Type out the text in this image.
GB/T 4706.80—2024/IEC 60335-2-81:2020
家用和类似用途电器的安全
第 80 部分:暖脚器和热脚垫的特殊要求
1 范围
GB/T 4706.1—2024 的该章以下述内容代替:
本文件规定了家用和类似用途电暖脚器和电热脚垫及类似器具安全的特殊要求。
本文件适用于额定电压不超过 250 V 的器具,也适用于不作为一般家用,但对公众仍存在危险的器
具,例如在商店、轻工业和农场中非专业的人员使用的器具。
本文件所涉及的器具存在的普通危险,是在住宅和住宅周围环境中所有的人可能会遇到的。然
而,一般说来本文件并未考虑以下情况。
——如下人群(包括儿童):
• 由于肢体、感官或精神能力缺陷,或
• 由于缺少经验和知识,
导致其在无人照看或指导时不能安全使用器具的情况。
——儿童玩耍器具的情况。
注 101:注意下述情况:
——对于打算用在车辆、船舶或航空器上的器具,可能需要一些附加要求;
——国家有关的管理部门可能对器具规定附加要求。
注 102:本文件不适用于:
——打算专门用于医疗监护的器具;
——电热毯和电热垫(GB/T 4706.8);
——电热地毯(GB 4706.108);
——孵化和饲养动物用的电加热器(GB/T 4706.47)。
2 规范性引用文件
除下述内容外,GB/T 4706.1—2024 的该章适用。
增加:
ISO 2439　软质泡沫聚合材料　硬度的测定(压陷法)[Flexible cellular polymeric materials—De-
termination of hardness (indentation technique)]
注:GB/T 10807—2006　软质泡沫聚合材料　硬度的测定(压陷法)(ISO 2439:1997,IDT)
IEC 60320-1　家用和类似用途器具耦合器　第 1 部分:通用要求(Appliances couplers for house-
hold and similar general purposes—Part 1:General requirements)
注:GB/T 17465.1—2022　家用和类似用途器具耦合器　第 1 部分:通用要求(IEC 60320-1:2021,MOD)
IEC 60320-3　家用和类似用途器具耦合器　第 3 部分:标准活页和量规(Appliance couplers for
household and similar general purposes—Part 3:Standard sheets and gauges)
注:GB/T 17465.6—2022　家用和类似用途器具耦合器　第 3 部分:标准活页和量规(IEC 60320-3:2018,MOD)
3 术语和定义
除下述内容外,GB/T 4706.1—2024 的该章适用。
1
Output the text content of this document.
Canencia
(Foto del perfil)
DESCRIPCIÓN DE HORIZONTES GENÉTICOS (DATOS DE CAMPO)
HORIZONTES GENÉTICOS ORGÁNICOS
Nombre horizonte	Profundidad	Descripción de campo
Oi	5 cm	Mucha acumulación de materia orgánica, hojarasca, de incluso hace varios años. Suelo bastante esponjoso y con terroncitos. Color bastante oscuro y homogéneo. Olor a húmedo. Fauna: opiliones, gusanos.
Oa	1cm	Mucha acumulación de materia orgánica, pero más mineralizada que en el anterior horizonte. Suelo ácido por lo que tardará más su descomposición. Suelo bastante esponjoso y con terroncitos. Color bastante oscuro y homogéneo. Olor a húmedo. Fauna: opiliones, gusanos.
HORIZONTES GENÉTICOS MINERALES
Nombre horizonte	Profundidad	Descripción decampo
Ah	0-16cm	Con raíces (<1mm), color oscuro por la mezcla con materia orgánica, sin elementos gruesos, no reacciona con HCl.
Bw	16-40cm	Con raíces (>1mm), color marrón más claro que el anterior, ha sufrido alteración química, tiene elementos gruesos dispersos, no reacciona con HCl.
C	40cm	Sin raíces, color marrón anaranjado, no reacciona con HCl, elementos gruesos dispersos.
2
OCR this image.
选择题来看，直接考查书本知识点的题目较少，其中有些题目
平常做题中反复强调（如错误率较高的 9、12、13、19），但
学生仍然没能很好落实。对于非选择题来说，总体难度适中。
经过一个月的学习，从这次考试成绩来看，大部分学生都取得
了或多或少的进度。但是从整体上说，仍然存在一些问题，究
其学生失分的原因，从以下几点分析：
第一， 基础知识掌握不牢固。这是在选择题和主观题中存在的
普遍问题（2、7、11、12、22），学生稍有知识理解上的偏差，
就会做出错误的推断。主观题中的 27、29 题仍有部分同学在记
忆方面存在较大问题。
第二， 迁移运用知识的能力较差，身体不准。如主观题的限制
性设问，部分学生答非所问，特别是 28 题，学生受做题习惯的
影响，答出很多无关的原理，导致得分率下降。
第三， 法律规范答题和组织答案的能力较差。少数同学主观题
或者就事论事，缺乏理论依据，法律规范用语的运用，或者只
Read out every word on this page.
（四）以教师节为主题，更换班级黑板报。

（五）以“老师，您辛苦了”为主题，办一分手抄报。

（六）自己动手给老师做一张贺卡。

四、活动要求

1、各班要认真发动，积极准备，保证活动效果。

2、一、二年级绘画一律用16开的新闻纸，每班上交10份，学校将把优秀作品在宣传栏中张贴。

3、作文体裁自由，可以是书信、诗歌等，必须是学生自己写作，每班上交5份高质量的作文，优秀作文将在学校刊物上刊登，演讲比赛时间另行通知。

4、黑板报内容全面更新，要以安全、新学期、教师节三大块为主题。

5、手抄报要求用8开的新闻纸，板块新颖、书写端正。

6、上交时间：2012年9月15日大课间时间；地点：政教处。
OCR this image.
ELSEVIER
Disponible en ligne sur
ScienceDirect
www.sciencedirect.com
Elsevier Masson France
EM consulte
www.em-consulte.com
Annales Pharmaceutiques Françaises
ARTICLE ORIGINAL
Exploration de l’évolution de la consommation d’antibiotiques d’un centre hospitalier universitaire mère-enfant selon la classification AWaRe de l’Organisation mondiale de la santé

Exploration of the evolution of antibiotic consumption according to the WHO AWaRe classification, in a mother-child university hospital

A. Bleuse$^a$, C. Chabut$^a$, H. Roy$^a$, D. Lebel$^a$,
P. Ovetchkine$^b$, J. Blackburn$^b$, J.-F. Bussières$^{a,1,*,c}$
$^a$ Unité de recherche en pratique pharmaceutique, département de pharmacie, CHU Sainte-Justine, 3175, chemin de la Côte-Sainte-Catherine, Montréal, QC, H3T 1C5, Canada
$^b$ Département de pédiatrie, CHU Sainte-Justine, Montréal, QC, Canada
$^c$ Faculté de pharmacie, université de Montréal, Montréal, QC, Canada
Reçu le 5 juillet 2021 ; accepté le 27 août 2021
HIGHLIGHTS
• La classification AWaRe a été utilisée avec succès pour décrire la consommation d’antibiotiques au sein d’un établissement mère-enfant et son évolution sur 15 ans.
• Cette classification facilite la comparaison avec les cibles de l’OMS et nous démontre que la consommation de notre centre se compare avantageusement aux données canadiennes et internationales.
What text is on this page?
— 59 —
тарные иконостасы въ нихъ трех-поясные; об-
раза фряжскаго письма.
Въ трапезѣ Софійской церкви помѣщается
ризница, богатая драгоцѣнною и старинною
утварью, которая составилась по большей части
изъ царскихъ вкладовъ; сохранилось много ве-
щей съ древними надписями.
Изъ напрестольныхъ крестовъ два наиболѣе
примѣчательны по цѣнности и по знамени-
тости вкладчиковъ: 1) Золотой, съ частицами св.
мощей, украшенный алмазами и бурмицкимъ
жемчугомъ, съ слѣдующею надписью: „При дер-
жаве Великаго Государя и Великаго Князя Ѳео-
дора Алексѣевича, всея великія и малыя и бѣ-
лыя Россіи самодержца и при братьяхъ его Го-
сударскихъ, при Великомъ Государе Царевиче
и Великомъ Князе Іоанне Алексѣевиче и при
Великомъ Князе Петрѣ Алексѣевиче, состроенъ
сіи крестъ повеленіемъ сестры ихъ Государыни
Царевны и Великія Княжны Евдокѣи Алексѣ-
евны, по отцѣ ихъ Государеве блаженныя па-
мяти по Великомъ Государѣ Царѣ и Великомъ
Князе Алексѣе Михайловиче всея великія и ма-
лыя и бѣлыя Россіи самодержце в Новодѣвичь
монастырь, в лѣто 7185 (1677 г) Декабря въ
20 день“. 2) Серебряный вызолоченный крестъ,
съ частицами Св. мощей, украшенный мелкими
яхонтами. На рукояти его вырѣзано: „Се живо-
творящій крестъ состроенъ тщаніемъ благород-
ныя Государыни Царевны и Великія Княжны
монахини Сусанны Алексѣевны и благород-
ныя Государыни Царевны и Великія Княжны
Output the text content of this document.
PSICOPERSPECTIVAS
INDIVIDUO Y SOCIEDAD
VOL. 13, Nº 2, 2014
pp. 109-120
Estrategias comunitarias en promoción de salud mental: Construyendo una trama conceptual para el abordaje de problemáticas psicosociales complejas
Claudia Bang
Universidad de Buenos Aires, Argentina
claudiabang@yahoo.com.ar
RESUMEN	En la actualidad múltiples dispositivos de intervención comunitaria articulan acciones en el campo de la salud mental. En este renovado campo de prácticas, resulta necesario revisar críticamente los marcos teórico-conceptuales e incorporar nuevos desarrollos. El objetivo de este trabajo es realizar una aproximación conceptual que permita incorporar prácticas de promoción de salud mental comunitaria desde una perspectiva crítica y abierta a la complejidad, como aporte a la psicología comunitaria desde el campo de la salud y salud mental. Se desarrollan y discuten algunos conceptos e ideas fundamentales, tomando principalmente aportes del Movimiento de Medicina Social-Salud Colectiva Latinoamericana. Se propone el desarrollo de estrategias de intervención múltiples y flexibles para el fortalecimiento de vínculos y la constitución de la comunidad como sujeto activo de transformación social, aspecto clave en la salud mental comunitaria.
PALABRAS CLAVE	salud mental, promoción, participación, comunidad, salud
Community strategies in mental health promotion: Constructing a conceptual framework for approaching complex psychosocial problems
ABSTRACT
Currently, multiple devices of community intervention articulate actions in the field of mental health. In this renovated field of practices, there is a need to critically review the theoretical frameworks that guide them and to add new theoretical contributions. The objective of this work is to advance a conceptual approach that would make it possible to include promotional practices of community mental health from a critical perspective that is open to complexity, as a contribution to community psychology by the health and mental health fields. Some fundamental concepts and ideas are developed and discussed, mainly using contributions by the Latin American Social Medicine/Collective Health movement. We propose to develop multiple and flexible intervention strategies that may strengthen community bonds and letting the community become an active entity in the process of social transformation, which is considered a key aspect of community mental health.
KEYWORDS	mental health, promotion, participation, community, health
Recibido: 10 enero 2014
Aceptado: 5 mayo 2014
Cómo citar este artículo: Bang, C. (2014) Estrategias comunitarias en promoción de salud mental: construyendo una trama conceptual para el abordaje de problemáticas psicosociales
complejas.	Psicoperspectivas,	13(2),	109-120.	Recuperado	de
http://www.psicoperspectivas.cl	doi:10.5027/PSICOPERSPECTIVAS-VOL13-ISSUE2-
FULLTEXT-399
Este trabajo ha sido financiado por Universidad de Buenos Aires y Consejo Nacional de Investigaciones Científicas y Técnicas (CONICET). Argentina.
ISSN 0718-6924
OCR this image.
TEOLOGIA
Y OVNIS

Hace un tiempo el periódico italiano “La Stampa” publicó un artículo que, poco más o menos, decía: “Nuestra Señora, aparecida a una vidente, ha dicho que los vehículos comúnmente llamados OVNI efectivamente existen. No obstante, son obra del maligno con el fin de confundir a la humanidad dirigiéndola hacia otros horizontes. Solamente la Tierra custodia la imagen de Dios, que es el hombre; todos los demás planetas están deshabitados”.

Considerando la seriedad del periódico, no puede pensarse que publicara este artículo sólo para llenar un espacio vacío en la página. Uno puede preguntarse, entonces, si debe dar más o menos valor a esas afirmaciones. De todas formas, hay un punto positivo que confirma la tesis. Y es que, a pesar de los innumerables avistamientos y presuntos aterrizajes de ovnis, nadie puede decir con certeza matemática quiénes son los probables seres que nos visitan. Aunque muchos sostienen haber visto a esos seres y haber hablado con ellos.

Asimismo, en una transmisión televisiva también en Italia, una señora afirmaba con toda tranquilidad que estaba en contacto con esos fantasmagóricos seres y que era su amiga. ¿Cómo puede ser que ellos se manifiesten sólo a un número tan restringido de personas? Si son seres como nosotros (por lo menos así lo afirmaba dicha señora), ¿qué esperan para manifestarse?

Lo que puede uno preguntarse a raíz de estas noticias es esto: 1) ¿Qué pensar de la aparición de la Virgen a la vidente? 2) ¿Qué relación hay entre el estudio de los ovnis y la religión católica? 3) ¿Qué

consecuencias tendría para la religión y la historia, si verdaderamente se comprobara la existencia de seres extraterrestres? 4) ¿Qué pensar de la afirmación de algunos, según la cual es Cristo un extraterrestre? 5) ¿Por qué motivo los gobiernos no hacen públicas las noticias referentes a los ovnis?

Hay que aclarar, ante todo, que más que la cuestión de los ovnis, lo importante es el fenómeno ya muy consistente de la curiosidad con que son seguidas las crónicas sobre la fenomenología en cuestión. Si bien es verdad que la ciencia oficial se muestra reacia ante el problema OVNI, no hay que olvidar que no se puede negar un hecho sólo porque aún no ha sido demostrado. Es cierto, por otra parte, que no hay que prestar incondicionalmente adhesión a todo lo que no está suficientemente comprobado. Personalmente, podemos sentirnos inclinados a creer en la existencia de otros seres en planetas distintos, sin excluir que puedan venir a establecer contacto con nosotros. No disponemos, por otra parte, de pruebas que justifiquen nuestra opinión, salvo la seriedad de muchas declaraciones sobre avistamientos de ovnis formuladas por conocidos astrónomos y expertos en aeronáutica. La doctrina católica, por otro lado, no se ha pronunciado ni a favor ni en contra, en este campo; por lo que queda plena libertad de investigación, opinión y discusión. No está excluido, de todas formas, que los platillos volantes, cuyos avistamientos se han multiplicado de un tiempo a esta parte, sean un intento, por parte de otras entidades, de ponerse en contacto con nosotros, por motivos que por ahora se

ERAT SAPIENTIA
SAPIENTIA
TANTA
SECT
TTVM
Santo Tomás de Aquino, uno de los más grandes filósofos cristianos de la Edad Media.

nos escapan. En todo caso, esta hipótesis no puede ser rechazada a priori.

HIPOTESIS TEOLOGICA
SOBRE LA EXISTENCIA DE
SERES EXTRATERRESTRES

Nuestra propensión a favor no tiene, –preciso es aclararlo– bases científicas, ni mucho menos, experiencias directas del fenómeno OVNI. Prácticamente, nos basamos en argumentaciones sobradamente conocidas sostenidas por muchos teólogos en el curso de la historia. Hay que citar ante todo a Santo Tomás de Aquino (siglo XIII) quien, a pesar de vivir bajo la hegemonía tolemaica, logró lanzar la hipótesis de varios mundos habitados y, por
--------------------
* **TASK DETAILS**
From the listing above, copy all lines holding the word "avec".

* **OUTPUT FOR THIS TASK**
• La classification AWaRe a été utilisée avec succès pour décrire la consommation d’antibiotiques au sein d’un établissement mère-enfant et son évolution sur 15 ans.
• Cette classification facilite la comparaison avec les cibles de l’OMS et nous démontre que la consommation de notre centre se compare avantageusement aux données canadiennes et internationales.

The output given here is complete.